# [Direction]
Answer these questions using the Georgia Supreme Court opinion in McKenzie v. State below.
(a) How many times was McKenzie convicted of violating OCGA § 46-5-21 (a) (1), and in what kind of trial?
(b) What three conditions must a content-neutral law meet in order to limit speech?
(c) Which kind of speech does the opinion say falls outside the protection of the First Amendment?

-------- Text to read

McKenzie v. State
This text of 626 S.E.2d 77 (McKenzie v. State) is published on Counsel Stack Legal Research, covering Supreme Court of Georgia primary law. Counsel Stack provides free access to over 12 million legal documents including statutes, case law, regulations, and constitutions.
Opinion
After the trial court denied demurrers challenging the constitutionality of the statute appellant Anthony McKenzie was alleged to have violated, appellant stipulated to the evidence and was convicted in a bench trial of twice violating OCGA § 46-5-21 (a) (1) as a result of two phone calls he made in June/July 2003. Each of the counts of the accusation on which McKenzie was tried alleged he “did make a phone call. . . with conversations containing obscene, lewd, lascivious, filth[y], and indecent comments, requests, suggestions and/or proposals. . . .” OCGA § 46-5-21 (a) (1) makes such conduct a misdemeanor. Before this Court, appellant repeats his assertion that OCGA § 46-5-21 (a) (1) impermissibly infringes upon the right to free speech protected by the First Amendment to the United States Constitution. We agree the statute is an overbroad infringement on the right to free speech; accordingly, we reverse the judgment of conviction. 1
*266 Freedom of speech is one of the fundamental personal rights and liberties protected from governmental intrusion by the First and Fourteenth Amendments to the U. S. Constitution (Cunningham v. State, 260 Ga. 827 (400 SE2d 916) (1991)) and the Bill of Rights contained in Georgia’s Constitution. 1983 Ga. Const., Art. I, Sec. I, Par. V. While speech enjoys constitutional protection, it is not fully removed from government regulation. A “content-neutral” statute or ordinance, i.e., one that is “ ‘ “justified without reference to the content of the regulated speech,” [cit.]’. . . may limit speech if [the law]: (1) furthers an important governmental interest; (2) is unrelated to the suppression of speech; and (3) its incidental restriction of speech is no greater than essential to further the important governmental interest. [Cits.]” Chambers v. Peach County, 266 Ga. 318, 319 (1) (467 SE2d 519) (1996). There also can be governmental regulation of speech based on content: a “content-based” regulation of speech, i.e., one in which “the government interest is related to the content of the expression,” (City of Erie v. Pap’s A.M., 529 U. S. 277, 289 (120 SC 1382, 146 LE2d 265) (2000); I.D.K., Inc. v. Ferdinand, 277 Ga. 548 (1) (592 SE2d 673) (2004)), is constitutionally acceptable “to promote a compelling interest if [the government] chooses the least restrictive means to further the articulated interest.” Sable Communications &c. v. FCC, 492 U. S. 115, 126 (109 SC 2829, 106 LE2d 93) (1989). 2
OCGA § 46-5-21 (a) (1) imposes a ban on indecent, lewd, lascivious, and filthy, 3 as well as obscene, telephonic communication made by private individuals or commercial entities regardless of the speaker’s intent. Compare OCGA § 46-5-21 (a) (2)-(4), which make certain conduct illegal when done with a specified intent. As demonstrated by the case at bar, the statute subjects the speaker to criminal prosecution and punishment for such speech, making “a careful examination” of the statute “critical.” Cunningham v. State, supra, 260 Ga. at 831. Inasmuch as the protection of the First Amendment does not extend to obscene speech (Sable Communications v. FCC, supra, 492 U. S. at 124), there is no constitutional barrier to a statutory ban on using the *267 telephone to make an obscene communication. Id. However, “ ‘expression which is indecent but not obscene is protected by the First Amendment.’ [Cits.] ‘(Where obscenity is not involved, we have consistently held that the fact that protected speech may be offensive to some does not justify its suppression.)’ [Cit.]” Reno v. ACLU, 521 U. S. 844, 874-875 (117 SC 2329, 138 LE2d 874) (1997). Accordingly, we must examine whether the statutory restraint on protected speech imposed by OCGA § 46-5-21 (a) (1) meets constitutional standards.

----------------
-------- Data shown

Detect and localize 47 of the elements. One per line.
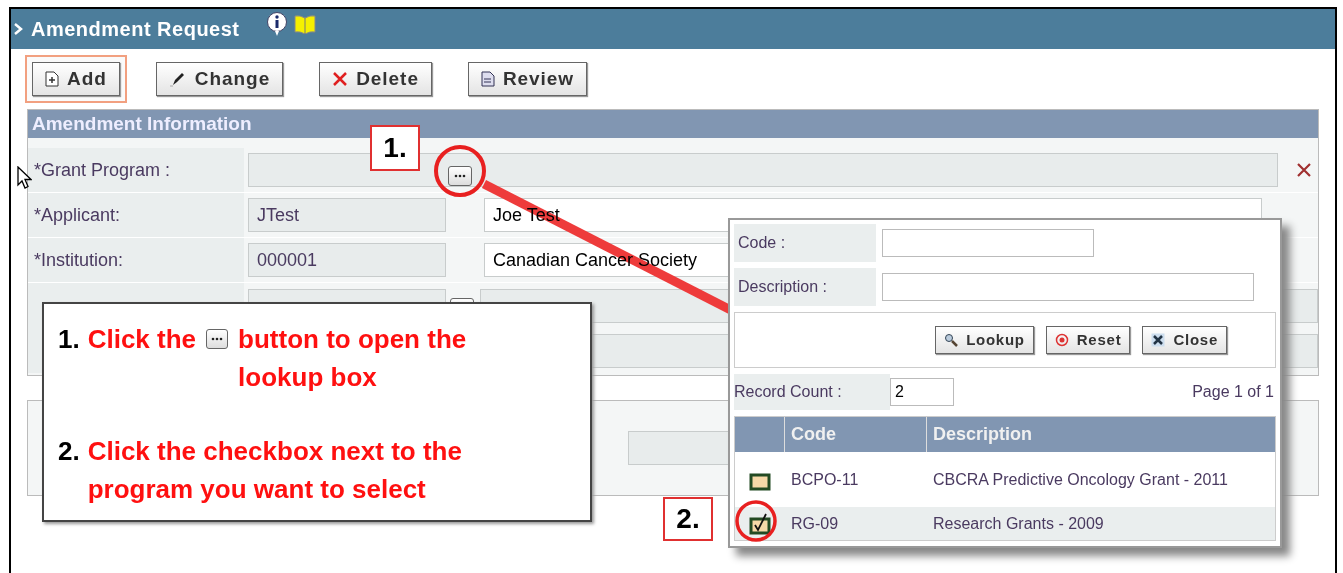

----------------

# [Task output]
(a) He was convicted twice, in a bench trial.
(b) The law must further an important governmental interest, be unrelated to the suppression of speech, and restrict speech incidentally no more than is essential to further that interest.
(c) Obscene speech.